[STATED TASK]
Determine the count of lines holding the string "meridionali". Return only the number.

[DATA SHOWN]
*-*-*
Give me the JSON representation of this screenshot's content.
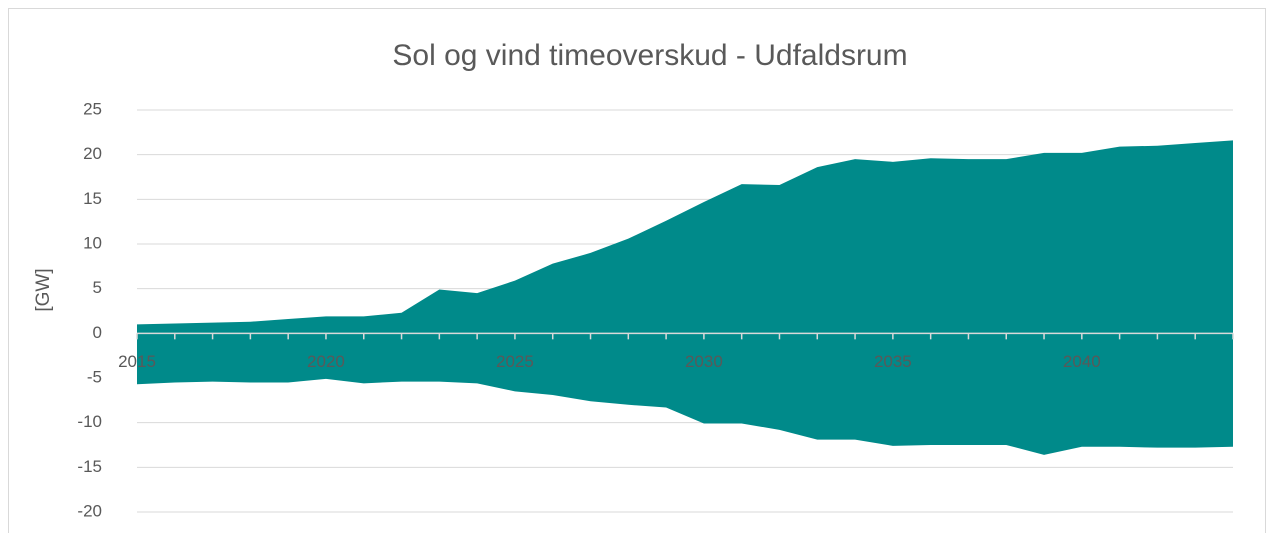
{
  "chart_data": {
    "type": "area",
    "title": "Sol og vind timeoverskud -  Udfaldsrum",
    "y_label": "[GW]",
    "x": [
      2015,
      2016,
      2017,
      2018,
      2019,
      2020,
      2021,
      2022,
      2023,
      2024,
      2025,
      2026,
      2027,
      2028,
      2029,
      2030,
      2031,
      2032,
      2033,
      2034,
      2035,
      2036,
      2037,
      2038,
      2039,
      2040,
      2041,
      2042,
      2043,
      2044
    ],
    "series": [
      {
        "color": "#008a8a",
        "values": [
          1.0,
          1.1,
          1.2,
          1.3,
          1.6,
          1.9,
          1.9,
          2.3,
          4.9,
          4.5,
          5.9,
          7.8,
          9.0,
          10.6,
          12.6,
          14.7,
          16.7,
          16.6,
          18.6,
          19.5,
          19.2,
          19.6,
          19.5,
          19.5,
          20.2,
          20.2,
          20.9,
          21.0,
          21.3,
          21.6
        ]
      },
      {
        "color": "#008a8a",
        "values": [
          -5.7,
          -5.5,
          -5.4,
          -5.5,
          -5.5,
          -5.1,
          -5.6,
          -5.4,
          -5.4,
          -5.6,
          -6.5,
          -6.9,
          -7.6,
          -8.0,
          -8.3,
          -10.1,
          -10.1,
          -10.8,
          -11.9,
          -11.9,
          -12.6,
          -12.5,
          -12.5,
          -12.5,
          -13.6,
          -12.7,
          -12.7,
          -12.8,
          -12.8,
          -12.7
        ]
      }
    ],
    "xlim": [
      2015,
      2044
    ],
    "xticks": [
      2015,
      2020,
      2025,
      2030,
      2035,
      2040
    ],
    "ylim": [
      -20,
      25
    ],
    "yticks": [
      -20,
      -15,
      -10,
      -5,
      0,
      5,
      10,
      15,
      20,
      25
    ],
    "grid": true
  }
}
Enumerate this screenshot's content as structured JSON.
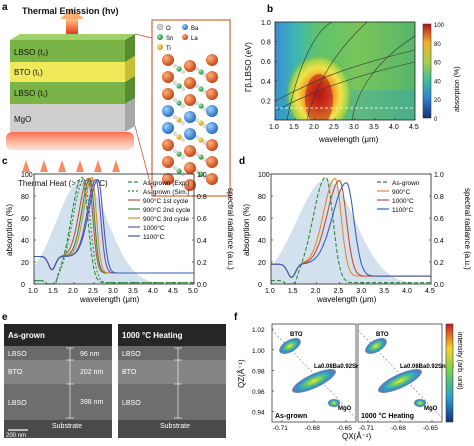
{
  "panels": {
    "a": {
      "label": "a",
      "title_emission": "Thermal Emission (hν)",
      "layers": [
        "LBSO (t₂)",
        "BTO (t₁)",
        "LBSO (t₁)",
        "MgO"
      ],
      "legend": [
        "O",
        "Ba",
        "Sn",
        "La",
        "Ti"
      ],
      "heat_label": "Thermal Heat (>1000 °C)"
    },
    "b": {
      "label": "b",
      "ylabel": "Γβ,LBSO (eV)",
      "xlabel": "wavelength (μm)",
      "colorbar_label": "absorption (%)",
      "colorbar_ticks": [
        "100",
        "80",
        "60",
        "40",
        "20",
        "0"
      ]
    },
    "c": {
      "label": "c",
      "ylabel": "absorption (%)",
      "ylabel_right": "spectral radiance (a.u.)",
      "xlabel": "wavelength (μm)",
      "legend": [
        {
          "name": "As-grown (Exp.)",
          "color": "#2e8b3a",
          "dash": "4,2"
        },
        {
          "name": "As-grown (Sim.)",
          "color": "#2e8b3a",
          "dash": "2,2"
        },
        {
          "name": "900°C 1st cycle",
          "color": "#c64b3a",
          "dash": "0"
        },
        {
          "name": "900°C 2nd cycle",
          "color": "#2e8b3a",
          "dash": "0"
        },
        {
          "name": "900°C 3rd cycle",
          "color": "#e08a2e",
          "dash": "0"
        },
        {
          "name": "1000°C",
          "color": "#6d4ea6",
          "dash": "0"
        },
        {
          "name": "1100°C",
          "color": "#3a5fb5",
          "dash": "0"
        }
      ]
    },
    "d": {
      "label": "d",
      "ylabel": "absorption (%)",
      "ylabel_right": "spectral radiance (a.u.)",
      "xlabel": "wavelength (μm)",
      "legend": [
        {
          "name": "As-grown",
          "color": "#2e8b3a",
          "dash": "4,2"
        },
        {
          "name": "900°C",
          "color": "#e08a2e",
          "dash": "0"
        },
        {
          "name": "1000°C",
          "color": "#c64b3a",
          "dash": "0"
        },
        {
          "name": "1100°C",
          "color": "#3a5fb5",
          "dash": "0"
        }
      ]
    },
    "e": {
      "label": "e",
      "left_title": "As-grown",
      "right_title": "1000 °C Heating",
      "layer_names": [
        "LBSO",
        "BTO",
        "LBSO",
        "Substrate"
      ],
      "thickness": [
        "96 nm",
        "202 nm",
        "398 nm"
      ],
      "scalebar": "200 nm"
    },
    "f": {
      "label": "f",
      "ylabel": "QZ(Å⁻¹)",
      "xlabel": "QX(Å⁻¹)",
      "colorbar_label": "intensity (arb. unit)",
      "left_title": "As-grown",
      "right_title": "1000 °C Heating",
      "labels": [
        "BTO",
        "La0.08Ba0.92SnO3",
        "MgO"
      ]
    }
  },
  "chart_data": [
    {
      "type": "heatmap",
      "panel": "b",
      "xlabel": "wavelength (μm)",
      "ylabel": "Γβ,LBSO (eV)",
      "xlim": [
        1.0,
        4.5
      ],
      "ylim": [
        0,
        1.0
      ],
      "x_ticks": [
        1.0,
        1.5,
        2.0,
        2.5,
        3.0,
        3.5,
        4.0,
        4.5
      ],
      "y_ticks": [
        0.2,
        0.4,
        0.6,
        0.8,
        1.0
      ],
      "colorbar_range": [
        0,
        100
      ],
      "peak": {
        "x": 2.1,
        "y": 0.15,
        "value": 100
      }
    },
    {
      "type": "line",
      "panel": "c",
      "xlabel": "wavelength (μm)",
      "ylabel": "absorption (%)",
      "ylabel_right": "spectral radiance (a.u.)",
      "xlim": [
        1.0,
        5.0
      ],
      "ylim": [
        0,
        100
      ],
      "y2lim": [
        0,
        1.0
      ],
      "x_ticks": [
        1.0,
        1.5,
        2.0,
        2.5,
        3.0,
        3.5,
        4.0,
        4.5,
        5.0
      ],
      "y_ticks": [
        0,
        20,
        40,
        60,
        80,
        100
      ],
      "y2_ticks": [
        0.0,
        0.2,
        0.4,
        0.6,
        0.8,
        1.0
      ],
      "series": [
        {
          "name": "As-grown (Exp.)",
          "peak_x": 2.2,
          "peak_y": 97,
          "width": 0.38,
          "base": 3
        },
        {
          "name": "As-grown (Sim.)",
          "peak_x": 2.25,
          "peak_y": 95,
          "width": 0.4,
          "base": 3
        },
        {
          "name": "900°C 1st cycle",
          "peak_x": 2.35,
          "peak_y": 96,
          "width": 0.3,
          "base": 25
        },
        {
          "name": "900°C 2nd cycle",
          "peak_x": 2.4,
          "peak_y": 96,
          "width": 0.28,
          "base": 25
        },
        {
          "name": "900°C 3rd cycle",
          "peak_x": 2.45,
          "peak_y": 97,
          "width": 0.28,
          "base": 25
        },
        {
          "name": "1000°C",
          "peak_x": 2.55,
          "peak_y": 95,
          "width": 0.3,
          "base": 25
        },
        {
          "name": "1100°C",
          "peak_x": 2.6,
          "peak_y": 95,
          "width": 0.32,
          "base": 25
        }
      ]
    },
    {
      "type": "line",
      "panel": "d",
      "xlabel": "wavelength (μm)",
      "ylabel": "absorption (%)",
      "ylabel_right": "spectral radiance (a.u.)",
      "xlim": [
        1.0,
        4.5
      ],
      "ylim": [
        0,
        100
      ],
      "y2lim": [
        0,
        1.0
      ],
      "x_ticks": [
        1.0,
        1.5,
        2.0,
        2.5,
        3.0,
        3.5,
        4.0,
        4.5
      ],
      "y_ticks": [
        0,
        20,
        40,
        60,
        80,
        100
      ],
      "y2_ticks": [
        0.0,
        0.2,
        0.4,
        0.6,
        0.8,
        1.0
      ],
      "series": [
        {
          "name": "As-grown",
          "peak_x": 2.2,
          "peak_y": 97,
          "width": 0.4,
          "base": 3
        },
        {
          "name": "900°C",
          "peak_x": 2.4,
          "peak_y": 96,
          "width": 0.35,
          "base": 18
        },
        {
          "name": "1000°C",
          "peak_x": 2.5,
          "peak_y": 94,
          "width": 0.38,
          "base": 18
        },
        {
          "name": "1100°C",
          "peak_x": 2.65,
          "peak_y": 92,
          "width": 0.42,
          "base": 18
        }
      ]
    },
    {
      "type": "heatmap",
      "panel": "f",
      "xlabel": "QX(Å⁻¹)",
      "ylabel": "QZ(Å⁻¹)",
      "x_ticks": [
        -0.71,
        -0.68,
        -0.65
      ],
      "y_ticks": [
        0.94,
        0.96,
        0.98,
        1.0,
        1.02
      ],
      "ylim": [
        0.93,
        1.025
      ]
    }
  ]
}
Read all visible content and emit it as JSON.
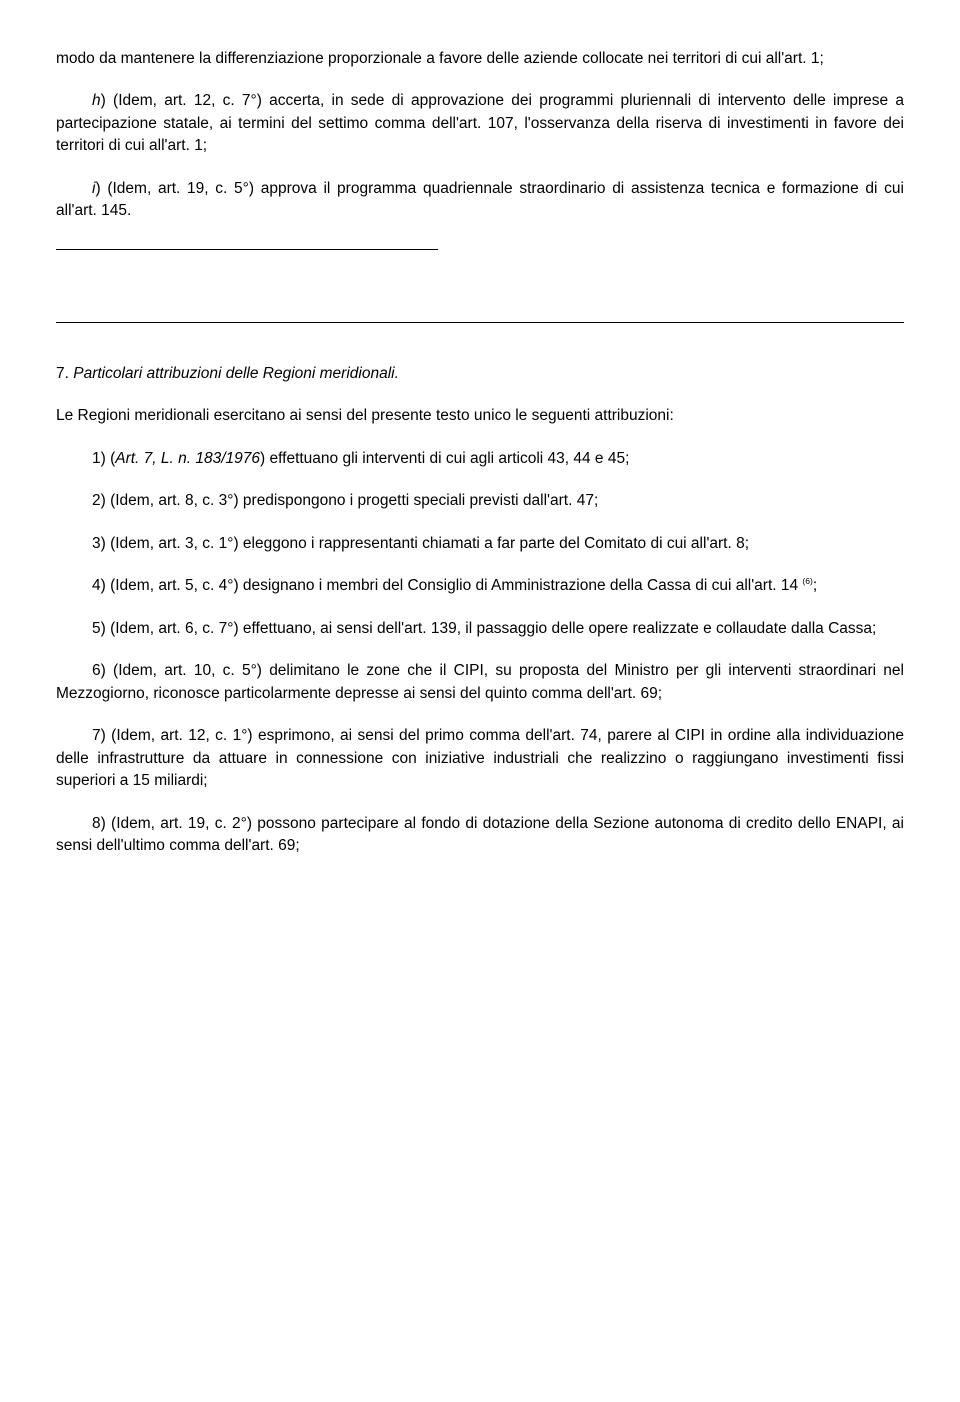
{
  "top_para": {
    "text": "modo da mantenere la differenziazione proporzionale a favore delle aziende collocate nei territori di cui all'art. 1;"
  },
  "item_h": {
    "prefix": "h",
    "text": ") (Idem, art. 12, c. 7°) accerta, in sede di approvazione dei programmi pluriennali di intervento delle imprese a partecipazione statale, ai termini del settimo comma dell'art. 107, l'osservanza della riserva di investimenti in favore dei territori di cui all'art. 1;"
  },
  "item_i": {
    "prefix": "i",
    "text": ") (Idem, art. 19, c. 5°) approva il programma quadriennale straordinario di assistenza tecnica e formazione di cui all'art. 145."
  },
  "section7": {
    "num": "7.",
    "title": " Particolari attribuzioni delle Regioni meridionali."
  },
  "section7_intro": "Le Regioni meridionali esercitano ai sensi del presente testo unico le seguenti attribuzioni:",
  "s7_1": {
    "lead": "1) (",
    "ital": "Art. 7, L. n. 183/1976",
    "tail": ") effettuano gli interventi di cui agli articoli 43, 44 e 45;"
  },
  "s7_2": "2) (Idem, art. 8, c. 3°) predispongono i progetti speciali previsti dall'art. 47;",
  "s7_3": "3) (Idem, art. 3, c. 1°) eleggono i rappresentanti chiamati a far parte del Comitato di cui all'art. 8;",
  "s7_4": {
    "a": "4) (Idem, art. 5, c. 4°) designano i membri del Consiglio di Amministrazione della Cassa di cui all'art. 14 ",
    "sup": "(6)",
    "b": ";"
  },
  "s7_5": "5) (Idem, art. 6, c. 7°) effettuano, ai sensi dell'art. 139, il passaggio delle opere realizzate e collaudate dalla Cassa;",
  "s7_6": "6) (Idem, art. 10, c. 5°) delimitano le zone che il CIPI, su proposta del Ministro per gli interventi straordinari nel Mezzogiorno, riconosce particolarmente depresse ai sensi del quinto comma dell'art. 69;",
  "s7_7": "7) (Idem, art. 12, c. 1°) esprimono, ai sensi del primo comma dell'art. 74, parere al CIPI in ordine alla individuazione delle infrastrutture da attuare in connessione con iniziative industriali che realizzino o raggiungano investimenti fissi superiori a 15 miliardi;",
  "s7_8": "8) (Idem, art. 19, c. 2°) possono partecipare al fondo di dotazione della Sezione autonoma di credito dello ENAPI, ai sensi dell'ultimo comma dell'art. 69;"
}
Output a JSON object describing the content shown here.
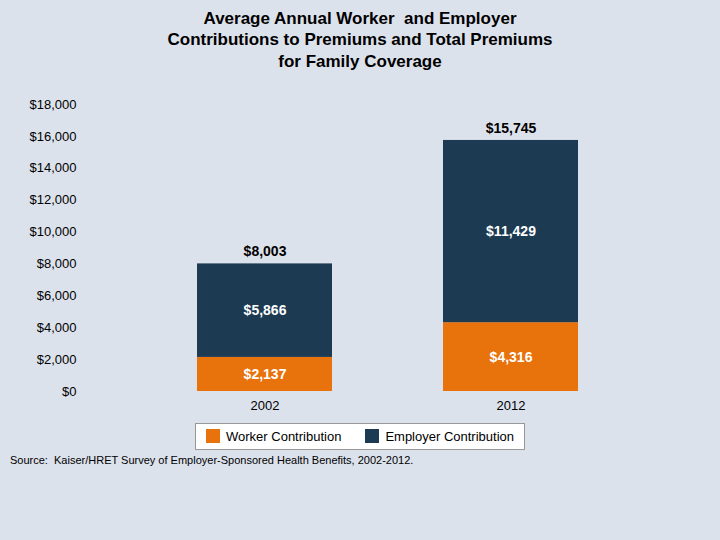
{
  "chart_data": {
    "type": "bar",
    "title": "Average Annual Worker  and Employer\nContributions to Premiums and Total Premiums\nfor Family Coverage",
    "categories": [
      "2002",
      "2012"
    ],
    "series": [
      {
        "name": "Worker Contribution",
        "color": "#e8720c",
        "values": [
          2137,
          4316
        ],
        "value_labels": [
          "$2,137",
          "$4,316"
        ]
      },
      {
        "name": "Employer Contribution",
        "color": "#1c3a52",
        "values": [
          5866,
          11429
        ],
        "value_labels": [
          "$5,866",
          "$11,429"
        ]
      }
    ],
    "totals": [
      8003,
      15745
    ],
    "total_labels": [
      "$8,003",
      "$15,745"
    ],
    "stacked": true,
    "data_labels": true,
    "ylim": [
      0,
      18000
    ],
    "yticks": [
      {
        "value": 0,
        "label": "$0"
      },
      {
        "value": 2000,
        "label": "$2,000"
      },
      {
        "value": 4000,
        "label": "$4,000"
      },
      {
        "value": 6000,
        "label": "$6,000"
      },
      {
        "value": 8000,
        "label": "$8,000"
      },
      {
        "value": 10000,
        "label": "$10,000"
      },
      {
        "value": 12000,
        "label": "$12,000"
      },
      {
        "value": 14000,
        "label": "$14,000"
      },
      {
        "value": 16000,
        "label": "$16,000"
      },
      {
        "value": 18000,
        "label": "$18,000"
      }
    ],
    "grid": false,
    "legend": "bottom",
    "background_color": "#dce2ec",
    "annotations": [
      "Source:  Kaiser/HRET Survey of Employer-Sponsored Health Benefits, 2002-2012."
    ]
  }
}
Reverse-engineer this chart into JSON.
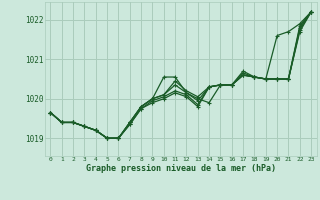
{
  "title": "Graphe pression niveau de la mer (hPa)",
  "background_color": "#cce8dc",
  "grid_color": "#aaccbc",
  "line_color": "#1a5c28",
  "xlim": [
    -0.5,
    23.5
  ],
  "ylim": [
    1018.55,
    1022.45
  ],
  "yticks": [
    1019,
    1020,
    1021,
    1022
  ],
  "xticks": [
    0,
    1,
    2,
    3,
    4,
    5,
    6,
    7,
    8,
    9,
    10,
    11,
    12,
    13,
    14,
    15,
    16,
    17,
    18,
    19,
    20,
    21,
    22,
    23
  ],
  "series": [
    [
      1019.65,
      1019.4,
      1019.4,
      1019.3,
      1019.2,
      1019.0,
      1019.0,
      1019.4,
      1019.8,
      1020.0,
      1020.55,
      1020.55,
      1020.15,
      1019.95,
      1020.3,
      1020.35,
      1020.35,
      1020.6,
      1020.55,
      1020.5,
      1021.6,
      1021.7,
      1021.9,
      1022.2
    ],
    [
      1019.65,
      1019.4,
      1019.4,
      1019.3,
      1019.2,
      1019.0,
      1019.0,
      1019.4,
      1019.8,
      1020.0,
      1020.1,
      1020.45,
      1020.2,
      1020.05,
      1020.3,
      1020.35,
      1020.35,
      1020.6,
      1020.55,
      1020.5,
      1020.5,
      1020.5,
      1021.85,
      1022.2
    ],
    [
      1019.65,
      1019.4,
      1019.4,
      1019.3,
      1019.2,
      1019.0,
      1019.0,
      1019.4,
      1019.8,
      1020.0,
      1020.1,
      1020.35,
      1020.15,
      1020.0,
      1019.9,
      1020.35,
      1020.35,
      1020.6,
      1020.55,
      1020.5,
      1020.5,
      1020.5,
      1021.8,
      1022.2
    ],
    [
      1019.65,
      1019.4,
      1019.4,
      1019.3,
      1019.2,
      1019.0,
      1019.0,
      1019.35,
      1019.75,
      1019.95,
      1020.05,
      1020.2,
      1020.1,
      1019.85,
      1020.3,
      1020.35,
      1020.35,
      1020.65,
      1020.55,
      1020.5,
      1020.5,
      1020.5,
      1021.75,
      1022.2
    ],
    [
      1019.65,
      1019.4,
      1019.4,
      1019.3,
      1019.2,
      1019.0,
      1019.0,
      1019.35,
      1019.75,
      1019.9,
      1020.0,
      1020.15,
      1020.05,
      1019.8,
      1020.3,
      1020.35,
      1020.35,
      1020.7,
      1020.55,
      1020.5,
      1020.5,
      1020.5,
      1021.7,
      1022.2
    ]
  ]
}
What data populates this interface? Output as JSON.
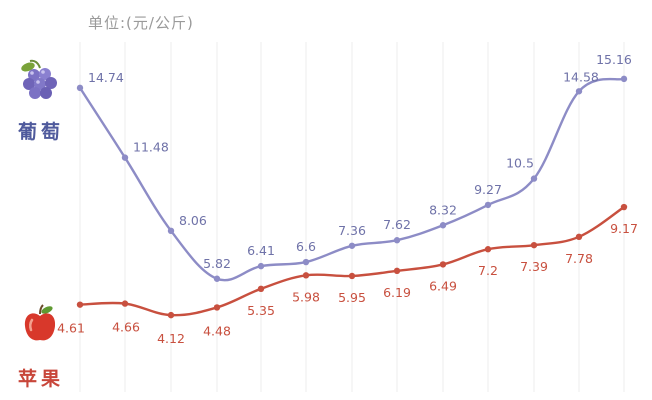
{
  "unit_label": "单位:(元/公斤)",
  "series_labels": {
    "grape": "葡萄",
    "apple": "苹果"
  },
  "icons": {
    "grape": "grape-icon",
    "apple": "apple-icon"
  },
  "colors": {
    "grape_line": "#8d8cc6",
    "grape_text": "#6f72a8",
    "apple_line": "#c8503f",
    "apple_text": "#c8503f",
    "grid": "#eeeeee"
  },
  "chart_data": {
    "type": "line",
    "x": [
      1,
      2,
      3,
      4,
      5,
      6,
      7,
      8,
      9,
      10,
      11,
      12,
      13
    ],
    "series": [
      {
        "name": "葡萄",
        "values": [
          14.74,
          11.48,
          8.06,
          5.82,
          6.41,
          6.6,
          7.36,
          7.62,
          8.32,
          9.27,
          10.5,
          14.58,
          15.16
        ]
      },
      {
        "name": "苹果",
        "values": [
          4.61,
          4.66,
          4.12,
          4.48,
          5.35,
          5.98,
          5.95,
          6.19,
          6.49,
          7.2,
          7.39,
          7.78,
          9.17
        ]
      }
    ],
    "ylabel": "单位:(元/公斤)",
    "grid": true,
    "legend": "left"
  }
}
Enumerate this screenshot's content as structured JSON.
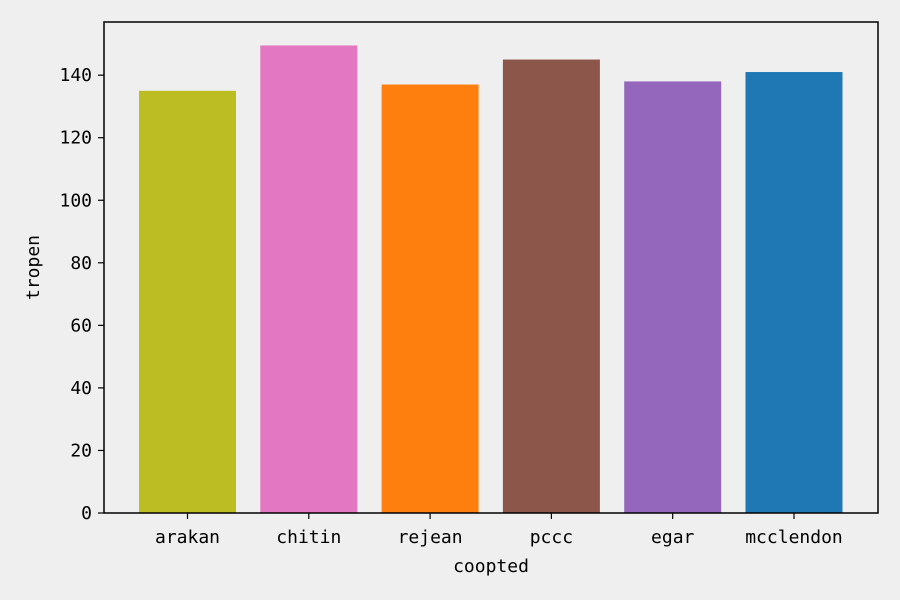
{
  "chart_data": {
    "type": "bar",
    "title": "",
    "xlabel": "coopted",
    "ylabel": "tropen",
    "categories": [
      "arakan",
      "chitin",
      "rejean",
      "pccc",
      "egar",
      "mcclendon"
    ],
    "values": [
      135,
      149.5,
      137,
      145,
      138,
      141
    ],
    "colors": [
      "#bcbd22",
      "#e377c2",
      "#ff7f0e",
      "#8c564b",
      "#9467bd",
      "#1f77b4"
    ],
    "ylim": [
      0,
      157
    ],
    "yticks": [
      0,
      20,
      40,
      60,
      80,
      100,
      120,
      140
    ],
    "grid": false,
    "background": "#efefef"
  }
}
*-*-*
[SOLUTION]
2